* **PROMPT**
Quote the records below in full, exactly as given, with the images taken out.

━━ INPUT MATERIAL ━━

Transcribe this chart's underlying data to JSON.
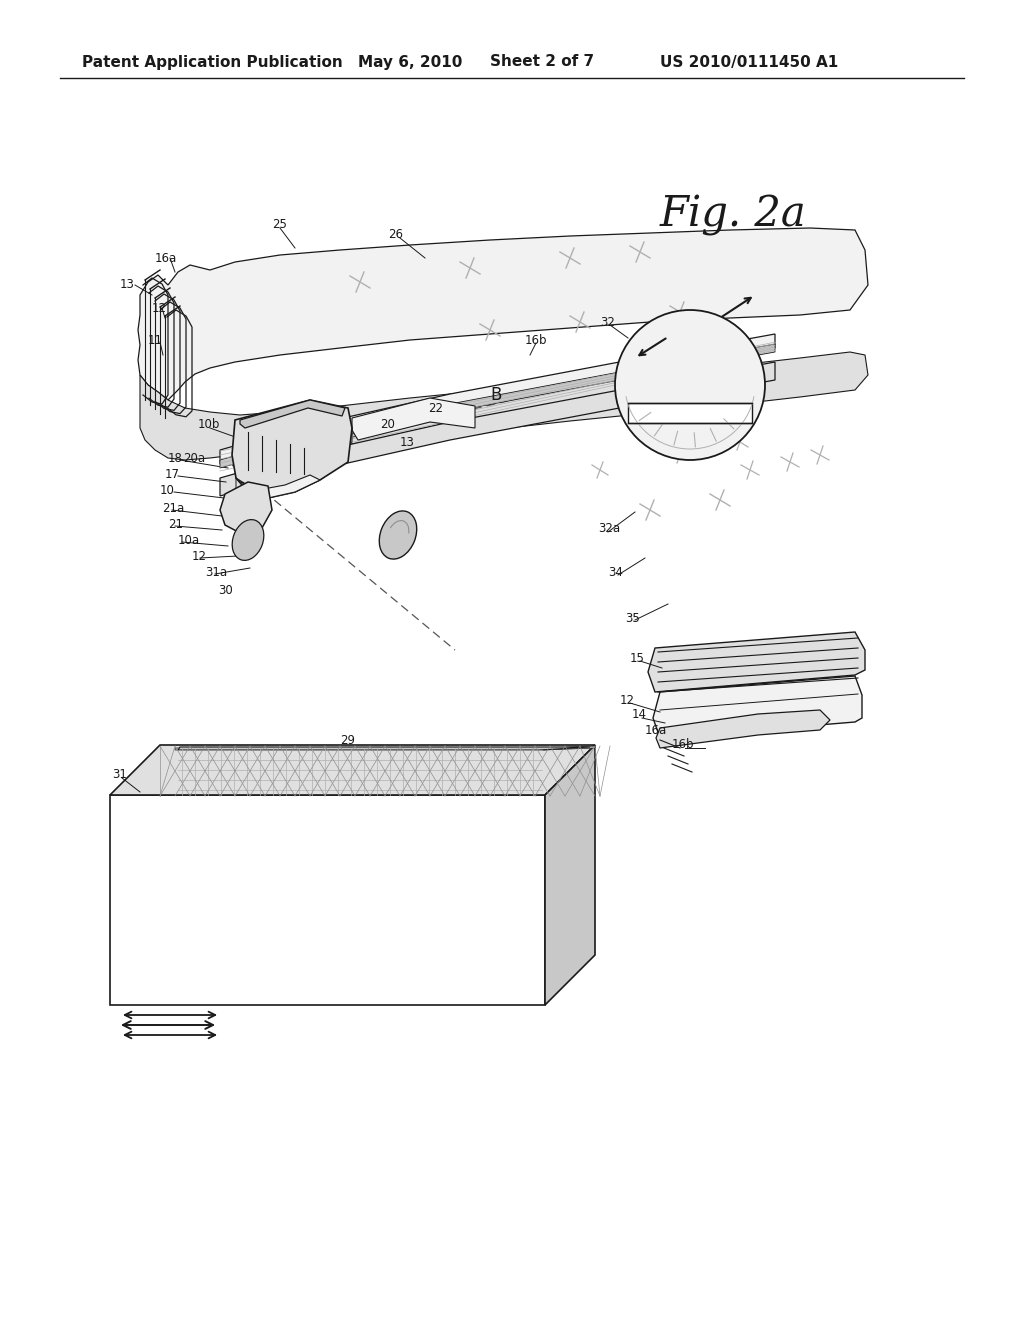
{
  "bg": "#ffffff",
  "lc": "#1a1a1a",
  "header1": "Patent Application Publication",
  "header2": "May 6, 2010",
  "header3": "Sheet 2 of 7",
  "header4": "US 2010/0111450 A1",
  "fig_label": "Fig. 2a",
  "gray1": "#f2f2f2",
  "gray2": "#e0e0e0",
  "gray3": "#c8c8c8",
  "gray4": "#b0b0b0",
  "gray5": "#909090"
}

━━━

* **SOLVED EXERCISE**
Transcribe this chart's underlying data to JSON.
{
  "bg": "#ffffff",
  "lc": "#1a1a1a",
  "header1": "Patent Application Publication",
  "header2": "May 6, 2010",
  "header3": "Sheet 2 of 7",
  "header4": "US 2010/0111450 A1",
  "fig_label": "Fig. 2a",
  "gray1": "#f2f2f2",
  "gray2": "#e0e0e0",
  "gray3": "#c8c8c8",
  "gray4": "#b0b0b0",
  "gray5": "#909090"
}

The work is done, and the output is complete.